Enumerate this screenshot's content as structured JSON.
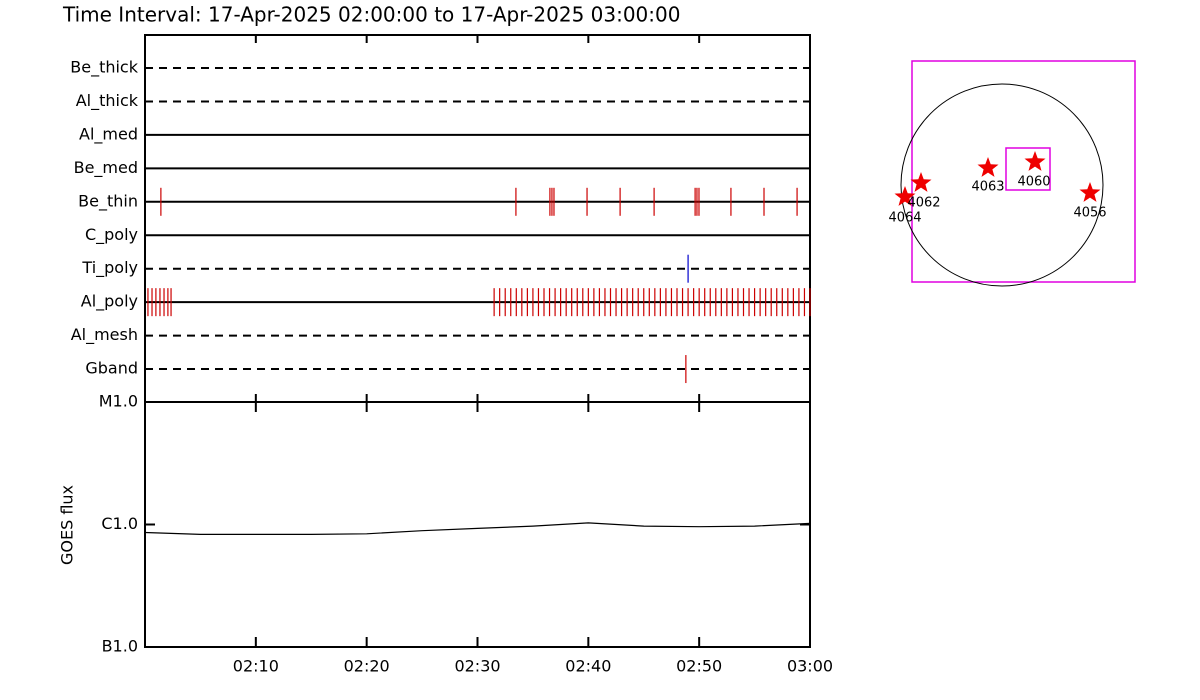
{
  "title": "Time Interval: 17-Apr-2025 02:00:00 to 17-Apr-2025 03:00:00",
  "chart_data": [
    {
      "type": "timeline",
      "xlim": [
        "02:00",
        "03:00"
      ],
      "xticks": [
        "02:10",
        "02:20",
        "02:30",
        "02:40",
        "02:50",
        "03:00"
      ],
      "rows": [
        {
          "name": "Be_thick",
          "line": "dashed",
          "events": []
        },
        {
          "name": "Al_thick",
          "line": "dashed",
          "events": []
        },
        {
          "name": "Al_med",
          "line": "solid",
          "events": []
        },
        {
          "name": "Be_med",
          "line": "solid",
          "events": []
        },
        {
          "name": "Be_thin",
          "line": "solid",
          "color": "#cc0000",
          "events": [
            "02:01:26",
            "02:33:28",
            "02:36:32",
            "02:36:43",
            "02:36:54",
            "02:39:53",
            "02:42:52",
            "02:45:56",
            "02:49:38",
            "02:49:48",
            "02:49:59",
            "02:52:52",
            "02:55:51",
            "02:58:50"
          ]
        },
        {
          "name": "C_poly",
          "line": "solid",
          "events": []
        },
        {
          "name": "Ti_poly",
          "line": "dashed",
          "color": "#0000cc",
          "events": [
            "02:49:00"
          ]
        },
        {
          "name": "Al_poly",
          "line": "solid",
          "color": "#cc0000",
          "events": [
            "02:00:16",
            "02:00:38",
            "02:00:59",
            "02:01:21",
            "02:01:43",
            "02:02:04",
            "02:02:21",
            "02:31:30",
            "02:32:00",
            "02:32:30",
            "02:33:00",
            "02:33:30",
            "02:34:00",
            "02:34:30",
            "02:35:00",
            "02:35:30",
            "02:36:00",
            "02:36:30",
            "02:37:00",
            "02:37:30",
            "02:38:00",
            "02:38:30",
            "02:39:00",
            "02:39:30",
            "02:40:00",
            "02:40:30",
            "02:41:00",
            "02:41:30",
            "02:42:00",
            "02:42:30",
            "02:43:00",
            "02:43:30",
            "02:44:00",
            "02:44:30",
            "02:45:00",
            "02:45:30",
            "02:46:00",
            "02:46:30",
            "02:47:00",
            "02:47:30",
            "02:48:00",
            "02:48:30",
            "02:49:00",
            "02:49:30",
            "02:50:00",
            "02:50:30",
            "02:51:00",
            "02:51:30",
            "02:52:00",
            "02:52:30",
            "02:53:00",
            "02:53:30",
            "02:54:00",
            "02:54:30",
            "02:55:00",
            "02:55:30",
            "02:56:00",
            "02:56:30",
            "02:57:00",
            "02:57:30",
            "02:58:00",
            "02:58:30",
            "02:59:00",
            "02:59:30",
            "03:00:00"
          ]
        },
        {
          "name": "Al_mesh",
          "line": "dashed",
          "events": []
        },
        {
          "name": "Gband",
          "line": "dashed",
          "color": "#cc0000",
          "events": [
            "02:48:48"
          ]
        }
      ]
    },
    {
      "type": "line",
      "ylabel": "GOES flux",
      "log": true,
      "color": "#000000",
      "xlim": [
        "02:00",
        "03:00"
      ],
      "xticks": [
        "02:10",
        "02:20",
        "02:30",
        "02:40",
        "02:50",
        "03:00"
      ],
      "ylim": [
        1e-07,
        1e-05
      ],
      "yticks": [
        {
          "value": 1e-07,
          "label": "B1.0"
        },
        {
          "value": 1e-06,
          "label": "C1.0"
        },
        {
          "value": 1e-05,
          "label": "M1.0"
        }
      ],
      "x": [
        "02:00",
        "02:05",
        "02:10",
        "02:15",
        "02:20",
        "02:25",
        "02:30",
        "02:35",
        "02:40",
        "02:45",
        "02:50",
        "02:55",
        "03:00"
      ],
      "values": [
        8.6e-07,
        8.3e-07,
        8.3e-07,
        8.3e-07,
        8.4e-07,
        8.9e-07,
        9.3e-07,
        9.7e-07,
        1.03e-06,
        9.7e-07,
        9.6e-07,
        9.7e-07,
        1.02e-06
      ]
    }
  ],
  "map": {
    "regions": [
      "4064",
      "4062",
      "4063",
      "4060",
      "4056"
    ]
  }
}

§ **What you will do**: Exclude the pictures. Write out the remaining data exactly.

§ **Exercise response**:
Enumerate this screenshot's content as structured JSON.
{
  "title": "Time Interval: 17-Apr-2025 02:00:00 to 17-Apr-2025 03:00:00",
  "chart_data": [
    {
      "type": "timeline",
      "xlim": [
        "02:00",
        "03:00"
      ],
      "xticks": [
        "02:10",
        "02:20",
        "02:30",
        "02:40",
        "02:50",
        "03:00"
      ],
      "rows": [
        {
          "name": "Be_thick",
          "line": "dashed",
          "events": []
        },
        {
          "name": "Al_thick",
          "line": "dashed",
          "events": []
        },
        {
          "name": "Al_med",
          "line": "solid",
          "events": []
        },
        {
          "name": "Be_med",
          "line": "solid",
          "events": []
        },
        {
          "name": "Be_thin",
          "line": "solid",
          "color": "#cc0000",
          "events": [
            "02:01:26",
            "02:33:28",
            "02:36:32",
            "02:36:43",
            "02:36:54",
            "02:39:53",
            "02:42:52",
            "02:45:56",
            "02:49:38",
            "02:49:48",
            "02:49:59",
            "02:52:52",
            "02:55:51",
            "02:58:50"
          ]
        },
        {
          "name": "C_poly",
          "line": "solid",
          "events": []
        },
        {
          "name": "Ti_poly",
          "line": "dashed",
          "color": "#0000cc",
          "events": [
            "02:49:00"
          ]
        },
        {
          "name": "Al_poly",
          "line": "solid",
          "color": "#cc0000",
          "events": [
            "02:00:16",
            "02:00:38",
            "02:00:59",
            "02:01:21",
            "02:01:43",
            "02:02:04",
            "02:02:21",
            "02:31:30",
            "02:32:00",
            "02:32:30",
            "02:33:00",
            "02:33:30",
            "02:34:00",
            "02:34:30",
            "02:35:00",
            "02:35:30",
            "02:36:00",
            "02:36:30",
            "02:37:00",
            "02:37:30",
            "02:38:00",
            "02:38:30",
            "02:39:00",
            "02:39:30",
            "02:40:00",
            "02:40:30",
            "02:41:00",
            "02:41:30",
            "02:42:00",
            "02:42:30",
            "02:43:00",
            "02:43:30",
            "02:44:00",
            "02:44:30",
            "02:45:00",
            "02:45:30",
            "02:46:00",
            "02:46:30",
            "02:47:00",
            "02:47:30",
            "02:48:00",
            "02:48:30",
            "02:49:00",
            "02:49:30",
            "02:50:00",
            "02:50:30",
            "02:51:00",
            "02:51:30",
            "02:52:00",
            "02:52:30",
            "02:53:00",
            "02:53:30",
            "02:54:00",
            "02:54:30",
            "02:55:00",
            "02:55:30",
            "02:56:00",
            "02:56:30",
            "02:57:00",
            "02:57:30",
            "02:58:00",
            "02:58:30",
            "02:59:00",
            "02:59:30",
            "03:00:00"
          ]
        },
        {
          "name": "Al_mesh",
          "line": "dashed",
          "events": []
        },
        {
          "name": "Gband",
          "line": "dashed",
          "color": "#cc0000",
          "events": [
            "02:48:48"
          ]
        }
      ]
    },
    {
      "type": "line",
      "ylabel": "GOES flux",
      "log": true,
      "color": "#000000",
      "xlim": [
        "02:00",
        "03:00"
      ],
      "xticks": [
        "02:10",
        "02:20",
        "02:30",
        "02:40",
        "02:50",
        "03:00"
      ],
      "ylim": [
        1e-07,
        1e-05
      ],
      "yticks": [
        {
          "value": 1e-07,
          "label": "B1.0"
        },
        {
          "value": 1e-06,
          "label": "C1.0"
        },
        {
          "value": 1e-05,
          "label": "M1.0"
        }
      ],
      "x": [
        "02:00",
        "02:05",
        "02:10",
        "02:15",
        "02:20",
        "02:25",
        "02:30",
        "02:35",
        "02:40",
        "02:45",
        "02:50",
        "02:55",
        "03:00"
      ],
      "values": [
        8.6e-07,
        8.3e-07,
        8.3e-07,
        8.3e-07,
        8.4e-07,
        8.9e-07,
        9.3e-07,
        9.7e-07,
        1.03e-06,
        9.7e-07,
        9.6e-07,
        9.7e-07,
        1.02e-06
      ]
    }
  ],
  "map": {
    "regions": [
      "4064",
      "4062",
      "4063",
      "4060",
      "4056"
    ]
  }
}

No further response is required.